[START OF DATA ENTRIES]
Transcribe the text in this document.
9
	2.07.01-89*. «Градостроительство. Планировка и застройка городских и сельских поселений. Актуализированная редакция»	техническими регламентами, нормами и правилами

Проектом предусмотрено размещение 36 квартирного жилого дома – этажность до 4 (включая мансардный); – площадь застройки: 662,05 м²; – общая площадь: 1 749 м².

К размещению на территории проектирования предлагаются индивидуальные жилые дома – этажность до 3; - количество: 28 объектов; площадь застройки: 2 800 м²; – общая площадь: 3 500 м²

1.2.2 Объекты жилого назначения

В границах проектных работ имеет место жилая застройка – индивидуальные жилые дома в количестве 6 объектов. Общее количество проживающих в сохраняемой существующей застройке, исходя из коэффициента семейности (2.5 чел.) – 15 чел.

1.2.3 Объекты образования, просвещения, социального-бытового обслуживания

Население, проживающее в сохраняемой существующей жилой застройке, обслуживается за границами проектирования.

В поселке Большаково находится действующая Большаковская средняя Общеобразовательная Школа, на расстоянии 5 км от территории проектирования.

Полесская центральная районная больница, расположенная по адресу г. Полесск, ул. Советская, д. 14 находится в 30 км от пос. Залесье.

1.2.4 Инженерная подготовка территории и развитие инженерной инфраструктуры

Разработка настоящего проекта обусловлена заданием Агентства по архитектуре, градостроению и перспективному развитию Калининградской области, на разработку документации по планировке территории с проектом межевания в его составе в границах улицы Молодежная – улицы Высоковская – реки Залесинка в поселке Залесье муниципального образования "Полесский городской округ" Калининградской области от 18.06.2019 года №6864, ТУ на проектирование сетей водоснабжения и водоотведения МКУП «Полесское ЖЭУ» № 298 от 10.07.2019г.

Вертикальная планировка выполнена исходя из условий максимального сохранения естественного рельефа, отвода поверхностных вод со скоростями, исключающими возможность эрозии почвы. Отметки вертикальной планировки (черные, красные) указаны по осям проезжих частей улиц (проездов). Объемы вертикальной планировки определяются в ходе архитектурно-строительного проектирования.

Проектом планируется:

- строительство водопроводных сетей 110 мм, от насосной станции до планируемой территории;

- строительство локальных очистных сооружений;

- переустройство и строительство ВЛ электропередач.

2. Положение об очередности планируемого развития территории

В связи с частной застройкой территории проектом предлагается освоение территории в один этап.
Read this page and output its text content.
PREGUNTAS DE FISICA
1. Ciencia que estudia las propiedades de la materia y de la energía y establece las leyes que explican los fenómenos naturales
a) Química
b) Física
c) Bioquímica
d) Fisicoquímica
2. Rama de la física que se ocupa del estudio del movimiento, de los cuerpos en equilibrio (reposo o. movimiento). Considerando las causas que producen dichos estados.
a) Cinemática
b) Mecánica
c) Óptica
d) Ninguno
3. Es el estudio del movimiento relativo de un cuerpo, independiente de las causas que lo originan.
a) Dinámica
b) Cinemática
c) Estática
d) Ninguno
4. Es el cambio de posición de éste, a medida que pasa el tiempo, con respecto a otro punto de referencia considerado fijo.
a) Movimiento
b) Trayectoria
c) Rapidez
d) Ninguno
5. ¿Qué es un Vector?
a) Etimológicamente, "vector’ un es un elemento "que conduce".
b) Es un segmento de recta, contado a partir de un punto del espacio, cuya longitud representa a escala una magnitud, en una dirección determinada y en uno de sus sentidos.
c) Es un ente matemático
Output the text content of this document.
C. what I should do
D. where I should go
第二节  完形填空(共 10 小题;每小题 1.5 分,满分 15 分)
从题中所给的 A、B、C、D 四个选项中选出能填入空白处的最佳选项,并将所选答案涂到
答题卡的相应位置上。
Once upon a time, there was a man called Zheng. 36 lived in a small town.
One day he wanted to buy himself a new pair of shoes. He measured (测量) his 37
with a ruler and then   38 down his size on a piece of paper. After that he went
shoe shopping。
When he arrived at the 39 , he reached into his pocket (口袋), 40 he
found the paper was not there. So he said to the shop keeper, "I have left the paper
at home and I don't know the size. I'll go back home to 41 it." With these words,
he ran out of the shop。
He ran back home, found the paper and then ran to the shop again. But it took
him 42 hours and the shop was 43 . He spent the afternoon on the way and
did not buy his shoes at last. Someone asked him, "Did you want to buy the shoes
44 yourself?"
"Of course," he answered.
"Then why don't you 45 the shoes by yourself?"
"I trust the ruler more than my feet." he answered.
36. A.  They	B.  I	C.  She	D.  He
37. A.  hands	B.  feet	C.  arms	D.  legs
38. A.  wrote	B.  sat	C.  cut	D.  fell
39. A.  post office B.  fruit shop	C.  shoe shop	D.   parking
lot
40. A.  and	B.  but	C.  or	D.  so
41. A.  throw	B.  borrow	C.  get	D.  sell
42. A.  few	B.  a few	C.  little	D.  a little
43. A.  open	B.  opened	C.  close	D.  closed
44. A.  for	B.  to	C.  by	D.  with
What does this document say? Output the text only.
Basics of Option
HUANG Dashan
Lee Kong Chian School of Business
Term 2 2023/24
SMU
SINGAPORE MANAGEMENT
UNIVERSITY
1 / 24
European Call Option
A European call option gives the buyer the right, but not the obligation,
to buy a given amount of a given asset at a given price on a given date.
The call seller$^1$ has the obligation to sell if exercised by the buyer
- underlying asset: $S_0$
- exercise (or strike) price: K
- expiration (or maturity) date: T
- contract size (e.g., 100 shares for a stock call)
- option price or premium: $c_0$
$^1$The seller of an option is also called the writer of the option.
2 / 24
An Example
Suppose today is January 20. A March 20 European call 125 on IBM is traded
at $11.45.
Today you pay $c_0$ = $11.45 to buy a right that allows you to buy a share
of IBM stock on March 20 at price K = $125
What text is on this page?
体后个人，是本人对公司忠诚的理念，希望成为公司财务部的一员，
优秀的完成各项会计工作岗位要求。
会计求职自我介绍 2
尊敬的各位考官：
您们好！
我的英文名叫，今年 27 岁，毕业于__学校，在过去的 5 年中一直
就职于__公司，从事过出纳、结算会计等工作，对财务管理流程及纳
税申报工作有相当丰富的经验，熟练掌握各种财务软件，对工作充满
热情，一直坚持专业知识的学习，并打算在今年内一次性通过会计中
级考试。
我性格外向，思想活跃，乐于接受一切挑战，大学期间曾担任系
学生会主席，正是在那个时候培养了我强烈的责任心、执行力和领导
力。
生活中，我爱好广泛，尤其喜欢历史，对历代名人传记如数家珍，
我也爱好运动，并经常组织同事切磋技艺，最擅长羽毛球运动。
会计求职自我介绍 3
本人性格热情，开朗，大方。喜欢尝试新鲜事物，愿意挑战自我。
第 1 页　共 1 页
[END OF DATA ENTRIES]
→ WRITTEN EXERCISE
Every entry should be printed again exactly as it stands.

→ SOLUTION
Transcribe the text in this document.
9
	2.07.01-89*. «Градостроительство. Планировка и застройка городских и сельских поселений. Актуализированная редакция»	техническими регламентами, нормами и правилами

Проектом предусмотрено размещение 36 квартирного жилого дома – этажность до 4 (включая мансардный); – площадь застройки: 662,05 м²; – общая площадь: 1 749 м².

К размещению на территории проектирования предлагаются индивидуальные жилые дома – этажность до 3; - количество: 28 объектов; площадь застройки: 2 800 м²; – общая площадь: 3 500 м²

1.2.2 Объекты жилого назначения

В границах проектных работ имеет место жилая застройка – индивидуальные жилые дома в количестве 6 объектов. Общее количество проживающих в сохраняемой существующей застройке, исходя из коэффициента семейности (2.5 чел.) – 15 чел.

1.2.3 Объекты образования, просвещения, социального-бытового обслуживания

Население, проживающее в сохраняемой существующей жилой застройке, обслуживается за границами проектирования.

В поселке Большаково находится действующая Большаковская средняя Общеобразовательная Школа, на расстоянии 5 км от территории проектирования.

Полесская центральная районная больница, расположенная по адресу г. Полесск, ул. Советская, д. 14 находится в 30 км от пос. Залесье.

1.2.4 Инженерная подготовка территории и развитие инженерной инфраструктуры

Разработка настоящего проекта обусловлена заданием Агентства по архитектуре, градостроению и перспективному развитию Калининградской области, на разработку документации по планировке территории с проектом межевания в его составе в границах улицы Молодежная – улицы Высоковская – реки Залесинка в поселке Залесье муниципального образования "Полесский городской округ" Калининградской области от 18.06.2019 года №6864, ТУ на проектирование сетей водоснабжения и водоотведения МКУП «Полесское ЖЭУ» № 298 от 10.07.2019г.

Вертикальная планировка выполнена исходя из условий максимального сохранения естественного рельефа, отвода поверхностных вод со скоростями, исключающими возможность эрозии почвы. Отметки вертикальной планировки (черные, красные) указаны по осям проезжих частей улиц (проездов). Объемы вертикальной планировки определяются в ходе архитектурно-строительного проектирования.

Проектом планируется:

- строительство водопроводных сетей 110 мм, от насосной станции до планируемой территории;

- строительство локальных очистных сооружений;

- переустройство и строительство ВЛ электропередач.

2. Положение об очередности планируемого развития территории

В связи с частной застройкой территории проектом предлагается освоение территории в один этап.
Read this page and output its text content.
PREGUNTAS DE FISICA
1. Ciencia que estudia las propiedades de la materia y de la energía y establece las leyes que explican los fenómenos naturales
a) Química
b) Física
c) Bioquímica
d) Fisicoquímica
2. Rama de la física que se ocupa del estudio del movimiento, de los cuerpos en equilibrio (reposo o. movimiento). Considerando las causas que producen dichos estados.
a) Cinemática
b) Mecánica
c) Óptica
d) Ninguno
3. Es el estudio del movimiento relativo de un cuerpo, independiente de las causas que lo originan.
a) Dinámica
b) Cinemática
c) Estática
d) Ninguno
4. Es el cambio de posición de éste, a medida que pasa el tiempo, con respecto a otro punto de referencia considerado fijo.
a) Movimiento
b) Trayectoria
c) Rapidez
d) Ninguno
5. ¿Qué es un Vector?
a) Etimológicamente, "vector’ un es un elemento "que conduce".
b) Es un segmento de recta, contado a partir de un punto del espacio, cuya longitud representa a escala una magnitud, en una dirección determinada y en uno de sus sentidos.
c) Es un ente matemático
Output the text content of this document.
C. what I should do
D. where I should go
第二节  完形填空(共 10 小题;每小题 1.5 分,满分 15 分)
从题中所给的 A、B、C、D 四个选项中选出能填入空白处的最佳选项,并将所选答案涂到
答题卡的相应位置上。
Once upon a time, there was a man called Zheng. 36 lived in a small town.
One day he wanted to buy himself a new pair of shoes. He measured (测量) his 37
with a ruler and then   38 down his size on a piece of paper. After that he went
shoe shopping。
When he arrived at the 39 , he reached into his pocket (口袋), 40 he
found the paper was not there. So he said to the shop keeper, "I have left the paper
at home and I don't know the size. I'll go back home to 41 it." With these words,
he ran out of the shop。
He ran back home, found the paper and then ran to the shop again. But it took
him 42 hours and the shop was 43 . He spent the afternoon on the way and
did not buy his shoes at last. Someone asked him, "Did you want to buy the shoes
44 yourself?"
"Of course," he answered.
"Then why don't you 45 the shoes by yourself?"
"I trust the ruler more than my feet." he answered.
36. A.  They	B.  I	C.  She	D.  He
37. A.  hands	B.  feet	C.  arms	D.  legs
38. A.  wrote	B.  sat	C.  cut	D.  fell
39. A.  post office B.  fruit shop	C.  shoe shop	D.   parking
lot
40. A.  and	B.  but	C.  or	D.  so
41. A.  throw	B.  borrow	C.  get	D.  sell
42. A.  few	B.  a few	C.  little	D.  a little
43. A.  open	B.  opened	C.  close	D.  closed
44. A.  for	B.  to	C.  by	D.  with
What does this document say? Output the text only.
Basics of Option
HUANG Dashan
Lee Kong Chian School of Business
Term 2 2023/24
SMU
SINGAPORE MANAGEMENT
UNIVERSITY
1 / 24
European Call Option
A European call option gives the buyer the right, but not the obligation,
to buy a given amount of a given asset at a given price on a given date.
The call seller$^1$ has the obligation to sell if exercised by the buyer
- underlying asset: $S_0$
- exercise (or strike) price: K
- expiration (or maturity) date: T
- contract size (e.g., 100 shares for a stock call)
- option price or premium: $c_0$
$^1$The seller of an option is also called the writer of the option.
2 / 24
An Example
Suppose today is January 20. A March 20 European call 125 on IBM is traded
at $11.45.
Today you pay $c_0$ = $11.45 to buy a right that allows you to buy a share
of IBM stock on March 20 at price K = $125
What text is on this page?
体后个人，是本人对公司忠诚的理念，希望成为公司财务部的一员，
优秀的完成各项会计工作岗位要求。
会计求职自我介绍 2
尊敬的各位考官：
您们好！
我的英文名叫，今年 27 岁，毕业于__学校，在过去的 5 年中一直
就职于__公司，从事过出纳、结算会计等工作，对财务管理流程及纳
税申报工作有相当丰富的经验，熟练掌握各种财务软件，对工作充满
热情，一直坚持专业知识的学习，并打算在今年内一次性通过会计中
级考试。
我性格外向，思想活跃，乐于接受一切挑战，大学期间曾担任系
学生会主席，正是在那个时候培养了我强烈的责任心、执行力和领导
力。
生活中，我爱好广泛，尤其喜欢历史，对历代名人传记如数家珍，
我也爱好运动，并经常组织同事切磋技艺，最擅长羽毛球运动。
会计求职自我介绍 3
本人性格热情，开朗，大方。喜欢尝试新鲜事物，愿意挑战自我。
第 1 页　共 1 页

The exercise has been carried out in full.